Directions for this task: The records below hold pictures; please leave those out and retype the rest exactly.

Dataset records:
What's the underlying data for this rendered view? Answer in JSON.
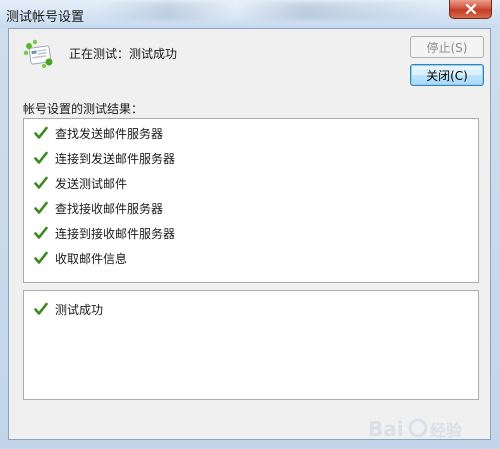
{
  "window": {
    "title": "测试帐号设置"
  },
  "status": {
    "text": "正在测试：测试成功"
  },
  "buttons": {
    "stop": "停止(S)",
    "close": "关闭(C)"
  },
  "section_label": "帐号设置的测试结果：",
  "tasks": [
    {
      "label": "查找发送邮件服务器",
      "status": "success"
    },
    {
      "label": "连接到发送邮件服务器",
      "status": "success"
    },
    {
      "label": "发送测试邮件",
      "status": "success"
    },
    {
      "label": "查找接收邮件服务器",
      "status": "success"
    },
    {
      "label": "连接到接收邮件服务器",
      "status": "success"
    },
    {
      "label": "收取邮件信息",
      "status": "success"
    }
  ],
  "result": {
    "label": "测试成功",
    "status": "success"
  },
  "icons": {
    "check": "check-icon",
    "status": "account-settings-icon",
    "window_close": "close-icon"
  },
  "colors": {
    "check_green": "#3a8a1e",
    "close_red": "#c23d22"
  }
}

Written answer:
What's the underlying data for this rendered view? Answer in JSON.
{
  "window": {
    "title": "测试帐号设置"
  },
  "status": {
    "text": "正在测试：测试成功"
  },
  "buttons": {
    "stop": "停止(S)",
    "close": "关闭(C)"
  },
  "section_label": "帐号设置的测试结果：",
  "tasks": [
    {
      "label": "查找发送邮件服务器",
      "status": "success"
    },
    {
      "label": "连接到发送邮件服务器",
      "status": "success"
    },
    {
      "label": "发送测试邮件",
      "status": "success"
    },
    {
      "label": "查找接收邮件服务器",
      "status": "success"
    },
    {
      "label": "连接到接收邮件服务器",
      "status": "success"
    },
    {
      "label": "收取邮件信息",
      "status": "success"
    }
  ],
  "result": {
    "label": "测试成功",
    "status": "success"
  },
  "icons": {
    "check": "check-icon",
    "status": "account-settings-icon",
    "window_close": "close-icon"
  },
  "colors": {
    "check_green": "#3a8a1e",
    "close_red": "#c23d22"
  }
}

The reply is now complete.